Excerpted text:
>>>

These potential vaccines require much additional development, and may not be suitable for immunization of large populations, although the economic feasibility and overall need for widespread immunization for such an uncommon infection remains to be determined.

PATHOGENESIS

 

Filoviruses are known to be spread by body fluids: blood, semen, emesis, and stool. In studies of specimens from the Kikwit epidemic, Zaki and his colleagues at CDC found far more viral organisms in skin than are seen with any other infections. Subsequent studies have suggested direct intact skin-to-intact skin transmission of infection, which may be the route many secondary infections are acquired. (Formalin fixed skin biopsies are safe, reliable specimens for immunocytochemical diagnosis of infections.)

 

As occurred so dramatically at Yambuku in the first outbreak of Ebola-Zaire, and Uige in Angola, administration of injections with unsterilized syringes and needles plays a major role in spreading the infection. Such practices, which include making multiple aspirations from a single drug container with unsterile needles, are widespread in almost all of Africa and in other developing nations. Hepatitis C is almost epidemic in some of these countries as a result, and a significant component of HIV infection in Africa is suspected to have been transmitted this way.

 

Once infection has occurred, filoviruses undergo rapid, lytic replication in many cells. Proliferation in macrophages, liver, and endothelium is probably most significant.

 

Immunosuppression appears to play a major role in progress of the infection. Production of type I interferons is suppressed by the VP35 protein, and interferon action is blocked by the VP24 protein. As a result natural killer cells, macrophages, and dendritic cells are not activated, and effective neutralizing antibodies are not formed.

 

THE VIRUSES

 

Filoviruses are single strand, negative sense RNA viruses. Other similar viruses are the paramyxoviruses (measles, respiratory syncitial virus, Newcastle disease among others) and rhabdoviruses, the most significant of which is rabies virus. The filoviruses are among the largest viruses known. They are 80 nm long and range up to 14,000 nm in length. The most infective organisms are 790 (Marburg) to 970 (Ebola) nm long. Individual organisms have a 50 nm helical nucleocapsid with a 20 nm axial space, a 5 nm periodicity, and a derived surface membrane with glycoprotein projections.

<<<

Information supplied:
>>>

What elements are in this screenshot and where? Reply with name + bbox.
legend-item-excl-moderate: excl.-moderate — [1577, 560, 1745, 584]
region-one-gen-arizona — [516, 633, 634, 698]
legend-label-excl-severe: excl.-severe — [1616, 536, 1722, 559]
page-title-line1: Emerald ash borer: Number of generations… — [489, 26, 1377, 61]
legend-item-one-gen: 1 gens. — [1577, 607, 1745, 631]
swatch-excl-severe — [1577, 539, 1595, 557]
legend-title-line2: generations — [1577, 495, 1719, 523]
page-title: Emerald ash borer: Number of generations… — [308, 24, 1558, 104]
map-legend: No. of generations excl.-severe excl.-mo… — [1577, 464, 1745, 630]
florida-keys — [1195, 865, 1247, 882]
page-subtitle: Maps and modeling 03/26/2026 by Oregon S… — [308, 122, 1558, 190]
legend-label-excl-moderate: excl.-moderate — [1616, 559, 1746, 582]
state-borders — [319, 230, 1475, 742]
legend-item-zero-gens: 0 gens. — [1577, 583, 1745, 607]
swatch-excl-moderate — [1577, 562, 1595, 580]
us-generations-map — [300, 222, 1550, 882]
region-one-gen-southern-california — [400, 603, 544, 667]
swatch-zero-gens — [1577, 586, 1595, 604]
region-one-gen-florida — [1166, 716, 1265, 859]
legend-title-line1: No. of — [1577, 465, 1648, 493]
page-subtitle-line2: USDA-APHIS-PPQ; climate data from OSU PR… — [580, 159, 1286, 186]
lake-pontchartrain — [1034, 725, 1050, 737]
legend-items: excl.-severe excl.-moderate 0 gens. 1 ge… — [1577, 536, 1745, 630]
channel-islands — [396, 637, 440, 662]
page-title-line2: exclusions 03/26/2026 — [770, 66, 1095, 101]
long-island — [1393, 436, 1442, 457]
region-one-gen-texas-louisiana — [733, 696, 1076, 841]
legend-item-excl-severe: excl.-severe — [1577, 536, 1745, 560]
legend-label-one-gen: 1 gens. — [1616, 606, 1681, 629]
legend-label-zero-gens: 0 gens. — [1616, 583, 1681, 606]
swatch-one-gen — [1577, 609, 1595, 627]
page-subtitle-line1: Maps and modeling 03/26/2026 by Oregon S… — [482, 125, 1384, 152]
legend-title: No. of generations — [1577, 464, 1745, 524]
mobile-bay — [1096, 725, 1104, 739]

<<<

Work to complete:
Can you reproduce the filovirus passage word for word, starting at "Once infection has" and ending after "are not formed."? The records have nothing to do with what is asked here.

Written answer:
Once infection has occurred, filoviruses undergo rapid, lytic replication in many cells. Proliferation in macrophages, liver, and endothelium is probably most significant.

 

Immunosuppression appears to play a major role in progress of the infection. Production of type I interferons is suppressed by the VP35 protein, and interferon action is blocked by the VP24 protein. As a result natural killer cells, macrophages, and dendritic cells are not activated, and effective neutralizing antibodies are not formed.